__Exercise requirements__
Answer with one number only: the number of lines that include the word "color".

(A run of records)

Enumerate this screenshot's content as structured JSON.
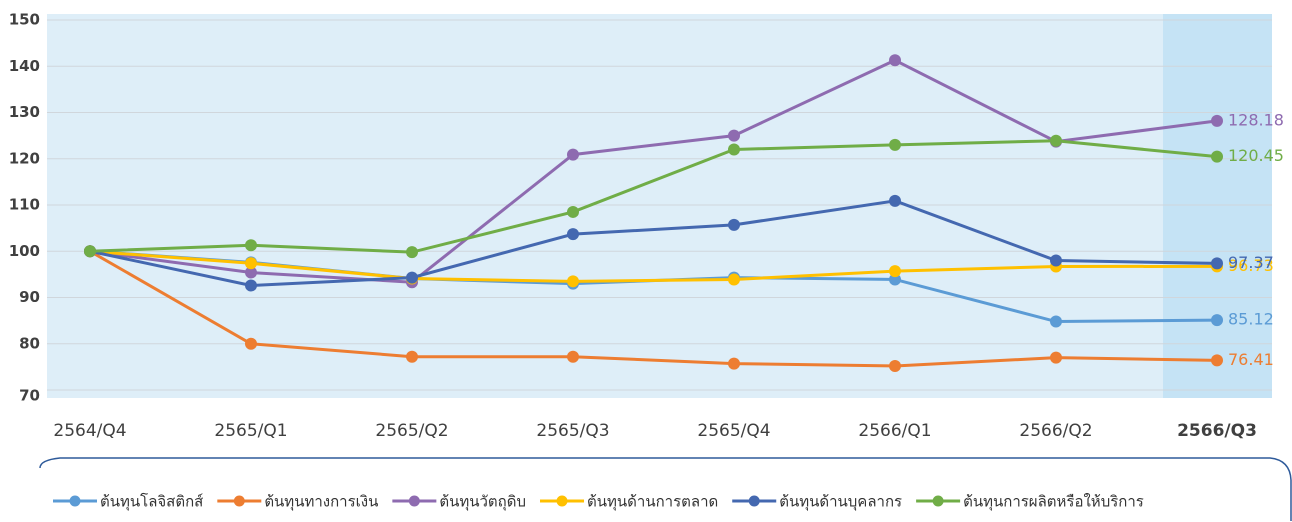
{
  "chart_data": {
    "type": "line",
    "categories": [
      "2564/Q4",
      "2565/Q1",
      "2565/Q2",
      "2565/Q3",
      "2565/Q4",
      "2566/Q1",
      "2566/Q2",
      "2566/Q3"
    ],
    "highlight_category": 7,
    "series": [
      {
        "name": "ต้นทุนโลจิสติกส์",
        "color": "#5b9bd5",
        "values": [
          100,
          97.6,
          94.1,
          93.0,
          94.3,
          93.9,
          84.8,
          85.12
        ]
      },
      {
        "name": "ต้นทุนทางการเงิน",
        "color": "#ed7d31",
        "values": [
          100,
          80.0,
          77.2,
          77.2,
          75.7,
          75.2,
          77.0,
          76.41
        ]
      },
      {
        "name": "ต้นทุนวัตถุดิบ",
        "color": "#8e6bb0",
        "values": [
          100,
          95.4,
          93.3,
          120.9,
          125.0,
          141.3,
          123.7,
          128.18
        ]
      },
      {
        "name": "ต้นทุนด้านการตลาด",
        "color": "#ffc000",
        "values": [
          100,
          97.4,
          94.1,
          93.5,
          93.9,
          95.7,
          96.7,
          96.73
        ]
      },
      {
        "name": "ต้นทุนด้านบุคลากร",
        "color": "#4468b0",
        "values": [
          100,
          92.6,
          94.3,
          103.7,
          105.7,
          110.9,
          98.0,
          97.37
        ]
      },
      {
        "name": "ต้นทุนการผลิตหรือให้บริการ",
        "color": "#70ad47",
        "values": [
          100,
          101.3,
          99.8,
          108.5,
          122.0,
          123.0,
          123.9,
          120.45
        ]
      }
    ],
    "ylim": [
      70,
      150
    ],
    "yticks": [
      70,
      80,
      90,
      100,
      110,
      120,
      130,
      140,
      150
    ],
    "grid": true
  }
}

__Response__
6